Data listing
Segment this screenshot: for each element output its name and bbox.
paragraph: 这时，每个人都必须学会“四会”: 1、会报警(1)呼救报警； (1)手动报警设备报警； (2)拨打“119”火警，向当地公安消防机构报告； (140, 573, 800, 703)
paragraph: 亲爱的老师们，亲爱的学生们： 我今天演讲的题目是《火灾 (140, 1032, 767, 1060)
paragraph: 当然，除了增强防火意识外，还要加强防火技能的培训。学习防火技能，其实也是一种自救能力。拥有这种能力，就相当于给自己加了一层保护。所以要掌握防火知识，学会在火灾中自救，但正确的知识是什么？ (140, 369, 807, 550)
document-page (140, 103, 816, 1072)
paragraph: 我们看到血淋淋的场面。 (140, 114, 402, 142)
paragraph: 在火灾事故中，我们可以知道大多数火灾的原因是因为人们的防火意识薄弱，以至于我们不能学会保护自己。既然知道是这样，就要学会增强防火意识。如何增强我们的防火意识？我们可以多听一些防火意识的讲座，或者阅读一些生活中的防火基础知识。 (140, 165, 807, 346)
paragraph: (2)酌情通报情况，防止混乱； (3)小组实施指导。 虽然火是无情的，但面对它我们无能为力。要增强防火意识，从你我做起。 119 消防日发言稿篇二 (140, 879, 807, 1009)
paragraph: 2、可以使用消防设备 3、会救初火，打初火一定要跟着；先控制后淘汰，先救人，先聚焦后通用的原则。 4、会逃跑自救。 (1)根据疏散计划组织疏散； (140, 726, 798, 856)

--- EXERCISE ---
Reproduce the material word for word from its first line through the line containing "paragraph: 我们看到血淋淋的场面。 (140, 114, 402, 142)", including both of those lines.

--- RESULT FOR THIS EXERCISE ---
Segment this screenshot: for each element output its name and bbox.
paragraph: 这时，每个人都必须学会“四会”: 1、会报警(1)呼救报警； (1)手动报警设备报警； (2)拨打“119”火警，向当地公安消防机构报告； (140, 573, 800, 703)
paragraph: 亲爱的老师们，亲爱的学生们： 我今天演讲的题目是《火灾 (140, 1032, 767, 1060)
paragraph: 当然，除了增强防火意识外，还要加强防火技能的培训。学习防火技能，其实也是一种自救能力。拥有这种能力，就相当于给自己加了一层保护。所以要掌握防火知识，学会在火灾中自救，但正确的知识是什么？ (140, 369, 807, 550)
document-page (140, 103, 816, 1072)
paragraph: 我们看到血淋淋的场面。 (140, 114, 402, 142)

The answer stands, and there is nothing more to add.